### Material for this exercise ###
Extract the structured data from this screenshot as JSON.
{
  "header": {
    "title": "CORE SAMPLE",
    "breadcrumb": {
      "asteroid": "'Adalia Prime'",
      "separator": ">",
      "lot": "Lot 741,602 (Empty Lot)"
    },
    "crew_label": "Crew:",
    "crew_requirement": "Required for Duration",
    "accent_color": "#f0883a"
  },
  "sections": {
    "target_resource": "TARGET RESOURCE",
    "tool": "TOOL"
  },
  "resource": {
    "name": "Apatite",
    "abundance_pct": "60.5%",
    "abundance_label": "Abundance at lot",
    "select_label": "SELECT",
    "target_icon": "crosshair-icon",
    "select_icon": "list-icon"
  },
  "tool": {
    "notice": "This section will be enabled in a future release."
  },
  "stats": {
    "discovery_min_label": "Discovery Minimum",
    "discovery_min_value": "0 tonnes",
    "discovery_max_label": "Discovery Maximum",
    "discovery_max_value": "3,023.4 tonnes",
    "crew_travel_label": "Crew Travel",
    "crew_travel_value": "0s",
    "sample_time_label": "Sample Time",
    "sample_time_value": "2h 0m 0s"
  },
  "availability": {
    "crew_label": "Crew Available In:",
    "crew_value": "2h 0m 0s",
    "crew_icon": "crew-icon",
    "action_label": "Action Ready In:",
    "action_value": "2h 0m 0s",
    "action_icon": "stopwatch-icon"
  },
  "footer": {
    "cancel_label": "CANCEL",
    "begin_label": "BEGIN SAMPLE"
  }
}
###
Written instruction: Return all of the entries exactly as written.

Correct output:
Extract the structured data from this screenshot as JSON.
{
  "header": {
    "title": "CORE SAMPLE",
    "breadcrumb": {
      "asteroid": "'Adalia Prime'",
      "separator": ">",
      "lot": "Lot 741,602 (Empty Lot)"
    },
    "crew_label": "Crew:",
    "crew_requirement": "Required for Duration",
    "accent_color": "#f0883a"
  },
  "sections": {
    "target_resource": "TARGET RESOURCE",
    "tool": "TOOL"
  },
  "resource": {
    "name": "Apatite",
    "abundance_pct": "60.5%",
    "abundance_label": "Abundance at lot",
    "select_label": "SELECT",
    "target_icon": "crosshair-icon",
    "select_icon": "list-icon"
  },
  "tool": {
    "notice": "This section will be enabled in a future release."
  },
  "stats": {
    "discovery_min_label": "Discovery Minimum",
    "discovery_min_value": "0 tonnes",
    "discovery_max_label": "Discovery Maximum",
    "discovery_max_value": "3,023.4 tonnes",
    "crew_travel_label": "Crew Travel",
    "crew_travel_value": "0s",
    "sample_time_label": "Sample Time",
    "sample_time_value": "2h 0m 0s"
  },
  "availability": {
    "crew_label": "Crew Available In:",
    "crew_value": "2h 0m 0s",
    "crew_icon": "crew-icon",
    "action_label": "Action Ready In:",
    "action_value": "2h 0m 0s",
    "action_icon": "stopwatch-icon"
  },
  "footer": {
    "cancel_label": "CANCEL",
    "begin_label": "BEGIN SAMPLE"
  }
}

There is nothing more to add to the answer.